>> begin Source records

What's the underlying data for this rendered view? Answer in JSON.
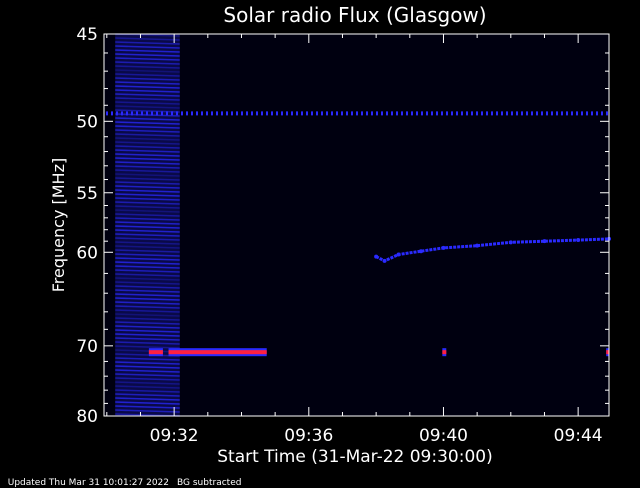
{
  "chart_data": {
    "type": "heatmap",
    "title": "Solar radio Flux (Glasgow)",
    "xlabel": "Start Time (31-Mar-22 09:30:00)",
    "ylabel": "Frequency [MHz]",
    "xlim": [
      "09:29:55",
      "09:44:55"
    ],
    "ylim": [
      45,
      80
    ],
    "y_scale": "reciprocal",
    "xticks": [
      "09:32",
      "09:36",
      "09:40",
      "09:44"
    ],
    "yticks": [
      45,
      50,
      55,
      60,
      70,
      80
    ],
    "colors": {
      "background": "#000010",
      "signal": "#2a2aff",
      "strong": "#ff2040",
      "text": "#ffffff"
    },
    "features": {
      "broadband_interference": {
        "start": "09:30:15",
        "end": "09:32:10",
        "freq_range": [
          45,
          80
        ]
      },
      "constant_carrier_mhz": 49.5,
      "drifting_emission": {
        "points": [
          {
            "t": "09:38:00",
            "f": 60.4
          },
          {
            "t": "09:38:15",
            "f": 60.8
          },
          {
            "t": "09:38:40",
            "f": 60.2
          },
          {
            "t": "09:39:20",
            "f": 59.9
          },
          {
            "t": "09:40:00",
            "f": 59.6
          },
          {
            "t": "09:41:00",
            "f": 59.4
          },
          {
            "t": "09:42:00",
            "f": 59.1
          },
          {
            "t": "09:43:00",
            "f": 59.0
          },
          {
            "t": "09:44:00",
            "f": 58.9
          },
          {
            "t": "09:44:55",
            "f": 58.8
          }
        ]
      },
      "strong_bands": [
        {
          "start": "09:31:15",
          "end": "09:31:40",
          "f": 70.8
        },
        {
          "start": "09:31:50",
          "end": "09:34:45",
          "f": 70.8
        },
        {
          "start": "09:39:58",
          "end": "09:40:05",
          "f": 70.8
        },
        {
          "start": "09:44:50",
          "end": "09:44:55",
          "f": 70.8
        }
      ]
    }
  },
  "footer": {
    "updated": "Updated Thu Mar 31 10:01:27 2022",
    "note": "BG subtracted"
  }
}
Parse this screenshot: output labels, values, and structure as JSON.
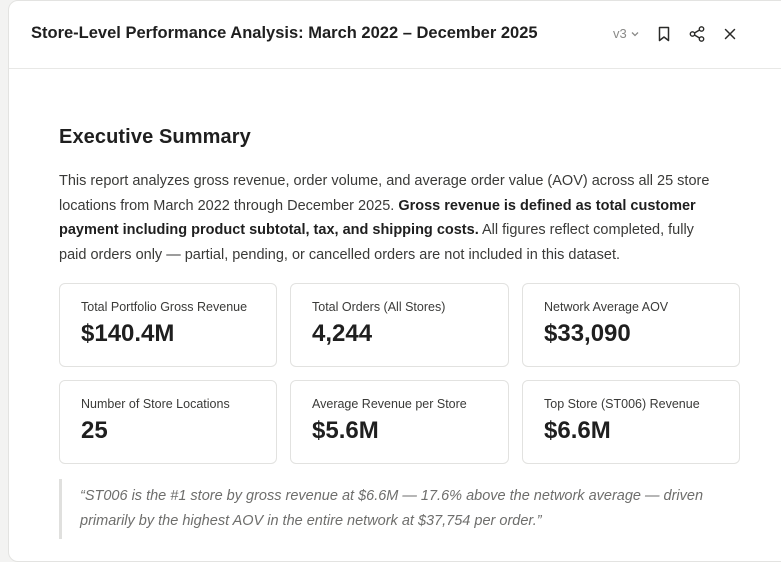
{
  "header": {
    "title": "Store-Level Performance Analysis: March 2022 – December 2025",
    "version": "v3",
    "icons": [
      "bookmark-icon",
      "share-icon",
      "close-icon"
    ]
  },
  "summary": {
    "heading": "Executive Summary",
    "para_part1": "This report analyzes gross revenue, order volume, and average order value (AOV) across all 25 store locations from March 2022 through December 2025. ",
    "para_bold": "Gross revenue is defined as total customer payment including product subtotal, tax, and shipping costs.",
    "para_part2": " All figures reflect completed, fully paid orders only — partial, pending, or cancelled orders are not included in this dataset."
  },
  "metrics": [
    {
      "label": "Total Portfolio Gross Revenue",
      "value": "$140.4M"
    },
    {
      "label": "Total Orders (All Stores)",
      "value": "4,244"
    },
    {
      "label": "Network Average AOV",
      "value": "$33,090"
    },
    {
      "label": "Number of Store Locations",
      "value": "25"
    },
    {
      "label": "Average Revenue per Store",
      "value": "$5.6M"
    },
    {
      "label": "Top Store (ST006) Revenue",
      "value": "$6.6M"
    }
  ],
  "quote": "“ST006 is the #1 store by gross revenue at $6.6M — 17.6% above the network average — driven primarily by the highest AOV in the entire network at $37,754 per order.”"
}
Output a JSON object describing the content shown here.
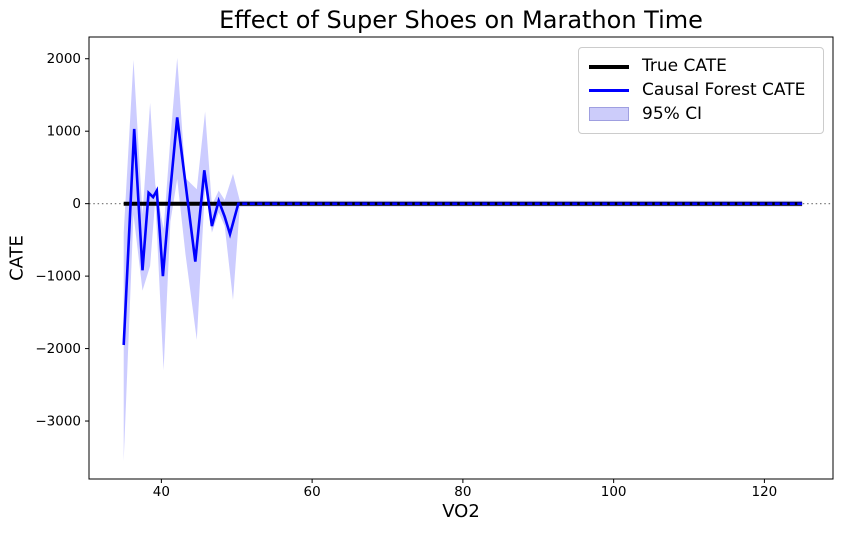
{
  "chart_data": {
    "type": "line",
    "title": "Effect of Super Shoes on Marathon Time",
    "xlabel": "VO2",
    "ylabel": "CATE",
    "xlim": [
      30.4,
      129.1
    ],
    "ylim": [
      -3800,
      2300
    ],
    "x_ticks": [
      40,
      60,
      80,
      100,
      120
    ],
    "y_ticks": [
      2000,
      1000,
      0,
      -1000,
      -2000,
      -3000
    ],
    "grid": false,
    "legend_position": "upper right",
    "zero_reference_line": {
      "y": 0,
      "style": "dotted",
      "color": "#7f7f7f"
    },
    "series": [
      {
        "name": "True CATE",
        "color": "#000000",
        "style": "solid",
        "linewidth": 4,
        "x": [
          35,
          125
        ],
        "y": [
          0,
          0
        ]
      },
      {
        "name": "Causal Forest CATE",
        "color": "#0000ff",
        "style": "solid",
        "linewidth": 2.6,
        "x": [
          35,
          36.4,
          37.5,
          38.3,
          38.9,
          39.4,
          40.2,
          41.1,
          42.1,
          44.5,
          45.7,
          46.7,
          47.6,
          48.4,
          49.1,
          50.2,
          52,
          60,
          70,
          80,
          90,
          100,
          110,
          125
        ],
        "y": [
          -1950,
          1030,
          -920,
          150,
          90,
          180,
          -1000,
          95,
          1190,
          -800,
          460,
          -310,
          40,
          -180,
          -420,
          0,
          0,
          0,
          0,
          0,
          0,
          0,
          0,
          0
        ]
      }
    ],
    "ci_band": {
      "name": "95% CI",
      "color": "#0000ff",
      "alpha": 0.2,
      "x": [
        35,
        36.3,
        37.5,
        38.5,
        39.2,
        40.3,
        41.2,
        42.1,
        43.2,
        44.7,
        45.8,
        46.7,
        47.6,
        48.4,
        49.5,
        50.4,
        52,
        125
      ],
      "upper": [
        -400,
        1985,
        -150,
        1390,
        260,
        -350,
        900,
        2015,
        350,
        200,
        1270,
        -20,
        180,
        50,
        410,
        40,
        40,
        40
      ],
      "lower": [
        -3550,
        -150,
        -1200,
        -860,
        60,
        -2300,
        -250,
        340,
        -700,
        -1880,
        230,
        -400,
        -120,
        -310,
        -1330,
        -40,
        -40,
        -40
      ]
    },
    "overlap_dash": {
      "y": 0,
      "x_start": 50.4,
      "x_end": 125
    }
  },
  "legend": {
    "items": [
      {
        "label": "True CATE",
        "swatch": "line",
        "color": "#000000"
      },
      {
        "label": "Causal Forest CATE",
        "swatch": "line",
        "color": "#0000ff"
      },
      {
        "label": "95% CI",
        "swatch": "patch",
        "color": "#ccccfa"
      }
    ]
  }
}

>> end Source records

Work through the listing above and report how many lines include the string "December", with no other text.

2